What you should do:
Could you write out every record below exactly, leaving out any pictures?

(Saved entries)
▬▬▬
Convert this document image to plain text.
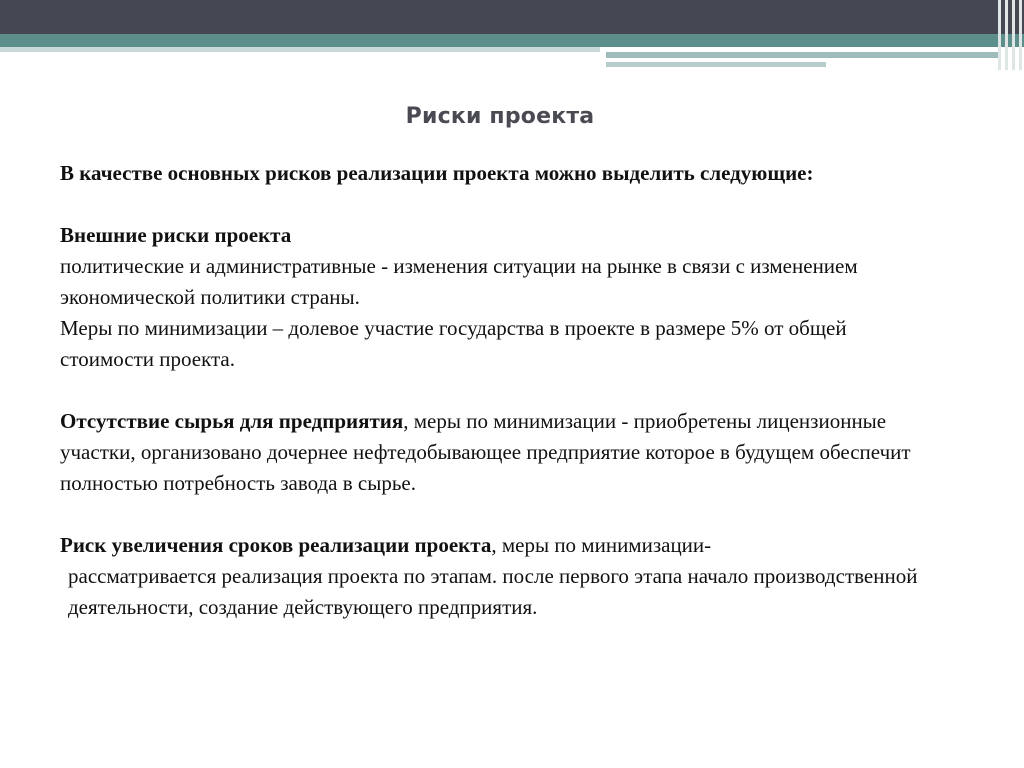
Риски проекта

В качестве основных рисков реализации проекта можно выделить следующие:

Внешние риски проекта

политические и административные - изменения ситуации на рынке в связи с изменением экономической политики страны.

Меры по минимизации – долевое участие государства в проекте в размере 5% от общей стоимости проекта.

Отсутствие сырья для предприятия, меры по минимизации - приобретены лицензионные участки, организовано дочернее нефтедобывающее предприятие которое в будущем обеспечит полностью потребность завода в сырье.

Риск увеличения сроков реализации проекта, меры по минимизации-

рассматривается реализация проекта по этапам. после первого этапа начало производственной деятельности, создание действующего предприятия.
▬▬▬
Solution below:
Convert this document image to plain text.
Риски проекта

В качестве основных рисков реализации проекта можно выделить следующие:

Внешние риски проекта

политические и административные - изменения ситуации на рынке в связи с изменением экономической политики страны.

Меры по минимизации – долевое участие государства в проекте в размере 5% от общей стоимости проекта.

Отсутствие сырья для предприятия, меры по минимизации - приобретены лицензионные участки, организовано дочернее нефтедобывающее предприятие которое в будущем обеспечит полностью потребность завода в сырье.

Риск увеличения сроков реализации проекта, меры по минимизации-

рассматривается реализация проекта по этапам. после первого этапа начало производственной деятельности, создание действующего предприятия.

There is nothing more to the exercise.